**To-do list:**
1. Quote the artist interview from "Good: How has" through "through chosen family.".
2. In the records, rewrite the stretch from the line containing "forward-gene-arrow [271, 291, 288, 297]" through the line containing "reverse-gene-arrow [353, 51, 370, 57]", switching "leader-line" to "callout-line" and keeping everything else the same.

**Document passage:**
++++++++++
Good: When did you first realize that making art was essential to how you move through the world?
kiarita: I came to understand art-making as a channeling of energy that requires the fullness of presence with the work; it isn’t merely a meditation but a consistent practice in grounding and the nuance of expression.
Good: What parts of yourself do you feel most seen in through your work?
kiarita: I feel most seen in the reception of my work as intended—creating spaces in which the very community I am honoring in the work is fostered by the work.
Good: How has your understanding of your identity shaped the way you create?
kiarita: My sense of devotion and fortitude emerges from crucial aspects of my culture, but understanding the nuances of generational trauma has led me to seek out new understandings of loving through chosen family.
Good: What story do you think your younger self needed to see in art—and are you telling that story now?
kiarita: My younger self needed to see more intimate representations of platonic closeness; intimacy tends to be inherently interlinked with sexuality, when really, it is boundless.

Good: How do you navigate the tension between visibility and vulnerability in your work?
kiarita: Being deeply intentional about the work’s presentation is crucial to safeguarding its vulnerability. Creating installations in which the work generates an aura of safety, love, and tenderness acts partly as a form of protection.
Good: What is a misconception people have about your practice—or you—that your art helps correct?
kiarita: I can’t speak to misconceptions people have about me; those are their own!
Good: How do your surroundings—physical, cultural, emotional—show up in your work?
kiarita: The reclamation and reinvention of discarded objects is a sort of heritage, passed down from all of my grandparents—resourcefully and inventively acting out of necessity.
Good: If this chapter of your life had a title, what would it be—and how is that reflected in your current work?
kiarita: This chapter of my life has definitely been about relational understanding, in every sense of the word. My practice is a means of channeling the feelings within this learning.
Good: What truth have you been circling in your work but haven’t said out loud yet?
kiarita: Performance, interaction, and installation, I’m realizing, are integral to the praxis of my practice—revealed to me recently through the execution of my debut solo show, home[body].
Good: If you had to strip everything back—materials, audience, career—what would remain at the center of your practice?
kiarita: The nuances of intimacy. The very presence the work necessitates from me requires that I abandon external concerns—audience, career, resources even—to channel as directly as I can.

About kiarita:
kiarita (b.1999 Hackensack, NJ) is a Brooklyn based artist of Dominican descent. Their work tends to proximities of the intimate and differing notions of home by painting and collaging objects into found furniture. They hold a BFA in Visual and Critical Studies from the School of Visual Arts and are a current Bronx AIM as well as New York Van Lier Trust Fellow. They have received honors from the Rema Hort Mann Foundation and the Sylvia Lipson Allen Memorial Fund and have been featured in numerous group shows nationwide, though primarily showing in New York City.
++++++++++
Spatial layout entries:

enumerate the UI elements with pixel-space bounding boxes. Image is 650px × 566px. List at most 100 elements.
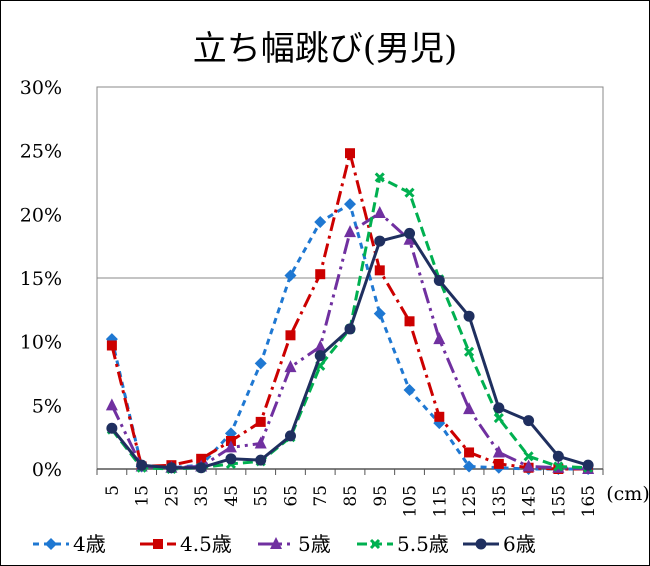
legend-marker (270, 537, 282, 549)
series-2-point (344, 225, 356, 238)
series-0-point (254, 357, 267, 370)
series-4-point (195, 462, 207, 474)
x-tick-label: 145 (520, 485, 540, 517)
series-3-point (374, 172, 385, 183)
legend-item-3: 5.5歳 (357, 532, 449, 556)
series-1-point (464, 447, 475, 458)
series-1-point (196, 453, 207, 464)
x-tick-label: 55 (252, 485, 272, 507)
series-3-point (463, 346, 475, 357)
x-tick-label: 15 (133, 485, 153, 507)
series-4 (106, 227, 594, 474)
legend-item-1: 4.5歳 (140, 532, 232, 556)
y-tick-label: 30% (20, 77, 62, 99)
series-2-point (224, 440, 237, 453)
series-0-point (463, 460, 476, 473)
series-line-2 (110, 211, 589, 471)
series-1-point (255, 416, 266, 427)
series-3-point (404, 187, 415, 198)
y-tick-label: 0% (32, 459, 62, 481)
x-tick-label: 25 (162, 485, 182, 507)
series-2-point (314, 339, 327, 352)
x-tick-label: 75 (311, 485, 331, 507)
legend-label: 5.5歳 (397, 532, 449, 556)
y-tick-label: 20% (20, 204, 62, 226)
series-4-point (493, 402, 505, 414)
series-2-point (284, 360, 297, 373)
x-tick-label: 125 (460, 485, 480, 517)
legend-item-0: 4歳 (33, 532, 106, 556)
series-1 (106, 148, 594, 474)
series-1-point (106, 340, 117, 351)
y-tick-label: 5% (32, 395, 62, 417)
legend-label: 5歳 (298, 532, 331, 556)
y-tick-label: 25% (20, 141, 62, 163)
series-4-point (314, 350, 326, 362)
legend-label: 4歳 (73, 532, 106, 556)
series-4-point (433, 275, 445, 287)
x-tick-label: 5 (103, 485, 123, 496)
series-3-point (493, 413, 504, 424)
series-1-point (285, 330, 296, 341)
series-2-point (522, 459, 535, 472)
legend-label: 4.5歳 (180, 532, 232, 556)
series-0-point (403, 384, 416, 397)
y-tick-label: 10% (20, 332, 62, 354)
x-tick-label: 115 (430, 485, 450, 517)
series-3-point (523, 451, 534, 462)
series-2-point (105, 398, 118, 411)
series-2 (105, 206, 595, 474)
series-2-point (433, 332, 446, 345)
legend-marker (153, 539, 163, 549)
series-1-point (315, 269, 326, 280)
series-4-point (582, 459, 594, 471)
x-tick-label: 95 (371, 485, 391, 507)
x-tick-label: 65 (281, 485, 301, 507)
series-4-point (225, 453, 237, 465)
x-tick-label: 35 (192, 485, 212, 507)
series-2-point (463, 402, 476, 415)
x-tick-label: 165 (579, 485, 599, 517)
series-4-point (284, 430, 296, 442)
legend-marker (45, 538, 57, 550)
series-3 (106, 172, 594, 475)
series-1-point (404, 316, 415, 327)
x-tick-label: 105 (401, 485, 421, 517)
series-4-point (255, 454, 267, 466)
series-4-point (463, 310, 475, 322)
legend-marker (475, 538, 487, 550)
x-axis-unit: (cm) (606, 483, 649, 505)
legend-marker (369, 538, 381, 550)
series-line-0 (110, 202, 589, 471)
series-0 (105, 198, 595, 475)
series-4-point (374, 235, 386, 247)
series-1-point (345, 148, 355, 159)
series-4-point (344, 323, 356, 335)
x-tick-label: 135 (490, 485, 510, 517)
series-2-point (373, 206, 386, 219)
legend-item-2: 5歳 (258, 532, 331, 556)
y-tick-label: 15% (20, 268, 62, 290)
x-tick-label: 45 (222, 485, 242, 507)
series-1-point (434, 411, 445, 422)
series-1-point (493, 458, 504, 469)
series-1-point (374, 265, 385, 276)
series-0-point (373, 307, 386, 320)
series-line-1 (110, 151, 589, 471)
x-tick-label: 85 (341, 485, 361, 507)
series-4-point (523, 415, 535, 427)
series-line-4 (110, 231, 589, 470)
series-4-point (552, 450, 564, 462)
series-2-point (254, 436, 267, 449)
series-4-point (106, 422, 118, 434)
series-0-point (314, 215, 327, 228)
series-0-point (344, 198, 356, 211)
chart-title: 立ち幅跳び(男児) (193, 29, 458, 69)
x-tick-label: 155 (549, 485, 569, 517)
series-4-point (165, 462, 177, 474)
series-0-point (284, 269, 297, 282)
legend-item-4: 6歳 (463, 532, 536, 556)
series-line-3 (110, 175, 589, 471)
++++++++++
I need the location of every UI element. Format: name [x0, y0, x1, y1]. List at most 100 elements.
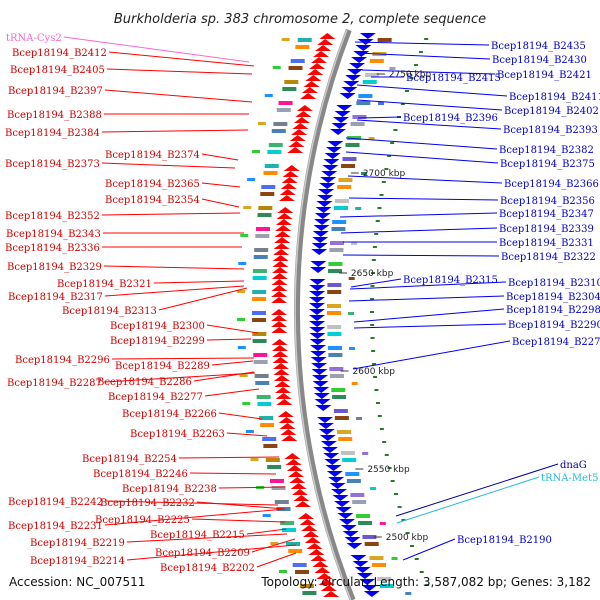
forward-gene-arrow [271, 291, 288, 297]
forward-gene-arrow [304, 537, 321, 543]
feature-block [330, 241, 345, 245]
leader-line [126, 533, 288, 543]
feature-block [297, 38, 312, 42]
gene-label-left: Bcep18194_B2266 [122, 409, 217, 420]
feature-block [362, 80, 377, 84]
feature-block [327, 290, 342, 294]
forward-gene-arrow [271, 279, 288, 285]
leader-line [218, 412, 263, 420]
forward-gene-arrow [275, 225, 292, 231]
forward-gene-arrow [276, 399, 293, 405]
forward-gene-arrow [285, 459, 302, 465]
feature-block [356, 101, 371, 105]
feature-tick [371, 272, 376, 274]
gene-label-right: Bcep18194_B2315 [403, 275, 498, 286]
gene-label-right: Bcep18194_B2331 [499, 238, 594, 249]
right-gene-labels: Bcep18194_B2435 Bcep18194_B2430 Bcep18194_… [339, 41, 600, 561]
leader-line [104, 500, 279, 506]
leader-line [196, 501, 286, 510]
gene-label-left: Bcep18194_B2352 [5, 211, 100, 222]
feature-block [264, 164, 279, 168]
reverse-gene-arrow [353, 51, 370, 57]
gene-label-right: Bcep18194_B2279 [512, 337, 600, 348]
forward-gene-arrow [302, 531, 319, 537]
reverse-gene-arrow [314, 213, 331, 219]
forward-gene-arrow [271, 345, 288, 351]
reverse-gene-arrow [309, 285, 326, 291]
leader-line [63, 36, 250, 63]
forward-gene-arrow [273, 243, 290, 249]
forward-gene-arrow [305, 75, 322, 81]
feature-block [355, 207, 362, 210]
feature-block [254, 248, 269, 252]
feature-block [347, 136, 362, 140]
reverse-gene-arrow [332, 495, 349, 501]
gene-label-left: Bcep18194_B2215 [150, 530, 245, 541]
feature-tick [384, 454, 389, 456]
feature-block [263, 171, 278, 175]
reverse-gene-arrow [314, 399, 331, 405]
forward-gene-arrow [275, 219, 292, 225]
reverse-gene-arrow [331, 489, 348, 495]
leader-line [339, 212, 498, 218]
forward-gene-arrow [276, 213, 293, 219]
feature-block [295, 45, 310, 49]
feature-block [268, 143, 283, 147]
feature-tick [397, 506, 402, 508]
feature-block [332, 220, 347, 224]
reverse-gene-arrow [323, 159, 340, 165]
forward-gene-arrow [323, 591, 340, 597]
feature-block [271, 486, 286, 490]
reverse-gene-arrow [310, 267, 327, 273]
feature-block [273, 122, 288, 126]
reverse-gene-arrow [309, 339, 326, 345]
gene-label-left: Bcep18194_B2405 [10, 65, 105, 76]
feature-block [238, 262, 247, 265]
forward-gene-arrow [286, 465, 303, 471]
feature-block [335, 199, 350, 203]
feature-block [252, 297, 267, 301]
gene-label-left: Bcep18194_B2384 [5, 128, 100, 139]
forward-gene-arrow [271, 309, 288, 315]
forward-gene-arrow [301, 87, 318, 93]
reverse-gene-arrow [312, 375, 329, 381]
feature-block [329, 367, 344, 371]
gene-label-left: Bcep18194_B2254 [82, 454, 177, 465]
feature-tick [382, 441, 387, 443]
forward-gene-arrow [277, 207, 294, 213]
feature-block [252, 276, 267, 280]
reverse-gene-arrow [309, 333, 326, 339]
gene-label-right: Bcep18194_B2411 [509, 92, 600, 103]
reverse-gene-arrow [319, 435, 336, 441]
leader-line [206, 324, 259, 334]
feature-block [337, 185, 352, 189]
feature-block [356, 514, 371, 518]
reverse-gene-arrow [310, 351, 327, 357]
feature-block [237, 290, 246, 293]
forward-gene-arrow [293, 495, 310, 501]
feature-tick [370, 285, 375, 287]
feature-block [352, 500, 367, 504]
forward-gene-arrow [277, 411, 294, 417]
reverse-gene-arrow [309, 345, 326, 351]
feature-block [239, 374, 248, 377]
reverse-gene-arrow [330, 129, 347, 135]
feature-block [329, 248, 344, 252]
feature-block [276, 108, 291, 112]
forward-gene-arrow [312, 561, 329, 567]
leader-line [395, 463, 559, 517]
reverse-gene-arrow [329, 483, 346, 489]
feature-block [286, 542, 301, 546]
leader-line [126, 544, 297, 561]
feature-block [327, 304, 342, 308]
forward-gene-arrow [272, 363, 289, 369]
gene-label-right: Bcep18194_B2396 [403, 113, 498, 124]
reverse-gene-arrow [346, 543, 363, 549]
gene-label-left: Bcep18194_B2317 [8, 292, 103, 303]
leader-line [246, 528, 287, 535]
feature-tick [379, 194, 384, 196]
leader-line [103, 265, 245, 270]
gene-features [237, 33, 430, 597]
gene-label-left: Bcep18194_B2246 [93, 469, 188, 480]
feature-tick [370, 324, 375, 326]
++++++++++
**Problem solutions:**
1.
Good: How has your understanding of your identity shaped the way you create?
kiarita: My sense of devotion and fortitude emerges from crucial aspects of my culture, but understanding the nuances of generational trauma has led me to seek out new understandings of loving through chosen family.

2.
forward-gene-arrow [271, 291, 288, 297]
forward-gene-arrow [304, 537, 321, 543]
feature-block [330, 241, 345, 245]
callout-line [126, 533, 288, 543]
feature-block [297, 38, 312, 42]
gene-label-left: Bcep18194_B2266 [122, 409, 217, 420]
feature-block [362, 80, 377, 84]
feature-block [327, 290, 342, 294]
forward-gene-arrow [271, 279, 288, 285]
callout-line [218, 412, 263, 420]
forward-gene-arrow [275, 225, 292, 231]
forward-gene-arrow [276, 399, 293, 405]
forward-gene-arrow [285, 459, 302, 465]
feature-block [356, 101, 371, 105]
feature-tick [371, 272, 376, 274]
gene-label-right: Bcep18194_B2315 [403, 275, 498, 286]
gene-label-right: Bcep18194_B2331 [499, 238, 594, 249]
right-gene-labels: Bcep18194_B2435 Bcep18194_B2430 Bcep18194_… [339, 41, 600, 561]
callout-line [104, 500, 279, 506]
callout-line [196, 501, 286, 510]
gene-label-left: Bcep18194_B2352 [5, 211, 100, 222]
feature-block [264, 164, 279, 168]
reverse-gene-arrow [353, 51, 370, 57]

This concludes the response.